START Extracted data

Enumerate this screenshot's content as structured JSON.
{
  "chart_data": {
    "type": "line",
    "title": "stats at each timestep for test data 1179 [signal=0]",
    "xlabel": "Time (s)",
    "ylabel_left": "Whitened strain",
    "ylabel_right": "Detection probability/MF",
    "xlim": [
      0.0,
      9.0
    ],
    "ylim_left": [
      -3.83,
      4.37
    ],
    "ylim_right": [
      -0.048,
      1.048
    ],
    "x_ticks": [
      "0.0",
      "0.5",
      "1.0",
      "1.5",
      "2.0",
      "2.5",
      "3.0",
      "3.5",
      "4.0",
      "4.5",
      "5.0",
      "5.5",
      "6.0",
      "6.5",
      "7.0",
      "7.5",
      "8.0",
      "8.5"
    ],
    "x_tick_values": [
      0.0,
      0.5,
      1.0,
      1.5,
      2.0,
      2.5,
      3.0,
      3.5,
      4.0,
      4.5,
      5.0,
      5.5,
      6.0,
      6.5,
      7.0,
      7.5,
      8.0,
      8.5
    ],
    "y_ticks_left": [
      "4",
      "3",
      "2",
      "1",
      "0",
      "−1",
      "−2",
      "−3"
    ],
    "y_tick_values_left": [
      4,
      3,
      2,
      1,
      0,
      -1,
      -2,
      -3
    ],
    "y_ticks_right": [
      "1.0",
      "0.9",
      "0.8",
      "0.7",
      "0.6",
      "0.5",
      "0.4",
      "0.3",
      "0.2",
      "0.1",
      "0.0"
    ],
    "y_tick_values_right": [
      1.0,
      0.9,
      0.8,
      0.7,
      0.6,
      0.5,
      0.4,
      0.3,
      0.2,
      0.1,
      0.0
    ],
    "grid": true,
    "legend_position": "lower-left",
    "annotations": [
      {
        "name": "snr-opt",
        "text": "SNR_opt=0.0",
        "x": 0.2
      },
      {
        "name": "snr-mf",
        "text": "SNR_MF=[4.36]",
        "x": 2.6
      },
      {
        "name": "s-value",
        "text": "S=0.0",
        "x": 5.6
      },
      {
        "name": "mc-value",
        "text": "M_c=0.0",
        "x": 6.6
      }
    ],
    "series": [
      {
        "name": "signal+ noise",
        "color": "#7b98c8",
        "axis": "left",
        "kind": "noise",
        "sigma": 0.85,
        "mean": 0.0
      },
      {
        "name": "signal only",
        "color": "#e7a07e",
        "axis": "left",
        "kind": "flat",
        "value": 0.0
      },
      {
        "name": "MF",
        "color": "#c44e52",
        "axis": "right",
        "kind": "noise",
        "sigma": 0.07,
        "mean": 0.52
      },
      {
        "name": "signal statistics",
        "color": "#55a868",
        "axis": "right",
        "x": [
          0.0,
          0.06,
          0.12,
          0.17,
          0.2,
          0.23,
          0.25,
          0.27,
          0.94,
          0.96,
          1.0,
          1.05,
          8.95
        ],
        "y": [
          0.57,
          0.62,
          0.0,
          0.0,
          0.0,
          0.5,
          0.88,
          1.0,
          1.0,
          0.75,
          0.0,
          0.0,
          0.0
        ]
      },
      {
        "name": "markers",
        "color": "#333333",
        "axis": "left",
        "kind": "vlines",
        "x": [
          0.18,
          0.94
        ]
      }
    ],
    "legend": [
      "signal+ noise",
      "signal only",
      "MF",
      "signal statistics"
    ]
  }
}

END Extracted data

» Written problem
Locate each line containing the string "noise" and show it.

» Final answer
        "name": "signal+ noise",
        "kind": "noise",
        "kind": "noise",
      "signal+ noise",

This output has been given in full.